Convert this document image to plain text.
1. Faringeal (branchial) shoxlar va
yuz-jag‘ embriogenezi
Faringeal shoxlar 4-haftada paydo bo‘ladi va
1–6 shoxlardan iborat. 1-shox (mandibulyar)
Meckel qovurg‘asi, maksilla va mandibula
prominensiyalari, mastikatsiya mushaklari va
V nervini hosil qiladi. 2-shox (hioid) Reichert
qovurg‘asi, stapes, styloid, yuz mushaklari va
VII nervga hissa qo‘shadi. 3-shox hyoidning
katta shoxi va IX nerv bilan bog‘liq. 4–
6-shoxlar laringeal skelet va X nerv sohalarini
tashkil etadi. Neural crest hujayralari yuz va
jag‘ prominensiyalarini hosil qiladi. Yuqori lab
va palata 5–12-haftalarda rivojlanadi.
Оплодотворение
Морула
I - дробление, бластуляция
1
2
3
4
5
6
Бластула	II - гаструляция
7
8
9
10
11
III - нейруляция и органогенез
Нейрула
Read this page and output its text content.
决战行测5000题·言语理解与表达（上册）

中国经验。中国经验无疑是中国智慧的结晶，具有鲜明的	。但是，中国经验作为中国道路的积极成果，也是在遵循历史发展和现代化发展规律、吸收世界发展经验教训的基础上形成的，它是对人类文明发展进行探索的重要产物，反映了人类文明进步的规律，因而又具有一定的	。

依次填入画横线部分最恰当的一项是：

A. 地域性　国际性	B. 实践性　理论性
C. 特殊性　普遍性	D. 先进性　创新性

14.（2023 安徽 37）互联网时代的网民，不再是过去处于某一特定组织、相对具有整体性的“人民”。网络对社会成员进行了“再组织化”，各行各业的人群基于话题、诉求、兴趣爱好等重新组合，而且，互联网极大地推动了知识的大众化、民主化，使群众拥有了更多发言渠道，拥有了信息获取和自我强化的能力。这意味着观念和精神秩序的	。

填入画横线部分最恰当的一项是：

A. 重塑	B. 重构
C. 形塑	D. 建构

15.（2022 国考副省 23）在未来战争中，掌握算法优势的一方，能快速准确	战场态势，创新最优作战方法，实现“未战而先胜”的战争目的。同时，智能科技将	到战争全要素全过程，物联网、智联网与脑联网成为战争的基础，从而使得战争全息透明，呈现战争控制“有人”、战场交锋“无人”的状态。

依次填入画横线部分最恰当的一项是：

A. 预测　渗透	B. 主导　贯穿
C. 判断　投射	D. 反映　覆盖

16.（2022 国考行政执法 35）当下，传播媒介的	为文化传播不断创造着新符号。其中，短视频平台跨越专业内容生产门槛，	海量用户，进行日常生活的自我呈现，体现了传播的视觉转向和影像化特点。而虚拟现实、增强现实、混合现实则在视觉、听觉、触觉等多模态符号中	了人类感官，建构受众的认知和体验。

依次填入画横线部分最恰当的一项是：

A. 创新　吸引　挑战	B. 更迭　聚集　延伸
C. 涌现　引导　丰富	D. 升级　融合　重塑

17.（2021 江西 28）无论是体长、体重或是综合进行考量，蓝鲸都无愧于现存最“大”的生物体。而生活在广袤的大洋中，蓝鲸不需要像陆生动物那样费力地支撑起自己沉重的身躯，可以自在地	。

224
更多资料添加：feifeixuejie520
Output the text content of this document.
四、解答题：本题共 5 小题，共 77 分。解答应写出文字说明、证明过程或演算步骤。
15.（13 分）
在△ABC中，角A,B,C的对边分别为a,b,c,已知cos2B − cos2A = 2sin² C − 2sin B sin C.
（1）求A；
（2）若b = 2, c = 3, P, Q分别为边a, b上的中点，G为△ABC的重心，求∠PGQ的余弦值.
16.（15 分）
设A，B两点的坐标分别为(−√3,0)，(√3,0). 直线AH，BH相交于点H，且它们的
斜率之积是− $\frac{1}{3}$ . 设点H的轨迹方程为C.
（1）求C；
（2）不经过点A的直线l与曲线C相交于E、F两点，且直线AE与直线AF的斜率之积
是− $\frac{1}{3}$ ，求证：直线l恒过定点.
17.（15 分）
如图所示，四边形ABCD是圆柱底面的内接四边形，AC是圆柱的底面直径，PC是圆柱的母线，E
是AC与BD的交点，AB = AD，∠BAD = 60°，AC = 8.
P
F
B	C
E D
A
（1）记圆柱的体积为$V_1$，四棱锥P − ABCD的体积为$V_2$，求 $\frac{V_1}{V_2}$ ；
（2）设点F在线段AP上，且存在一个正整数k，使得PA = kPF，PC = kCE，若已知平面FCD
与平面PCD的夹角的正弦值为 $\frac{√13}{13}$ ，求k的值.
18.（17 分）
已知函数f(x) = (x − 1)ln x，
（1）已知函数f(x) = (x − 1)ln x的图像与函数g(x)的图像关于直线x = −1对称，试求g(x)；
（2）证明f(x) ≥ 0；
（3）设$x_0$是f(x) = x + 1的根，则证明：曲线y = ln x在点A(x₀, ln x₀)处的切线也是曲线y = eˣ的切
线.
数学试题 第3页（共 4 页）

++++++++++++++++++++

• _Task requirements_
Collect every line with the string "Faringeal" from the records, and copy each.

• _Written response_
1. Faringeal (branchial) shoxlar va
Faringeal shoxlar 4-haftada paydo bo‘ladi va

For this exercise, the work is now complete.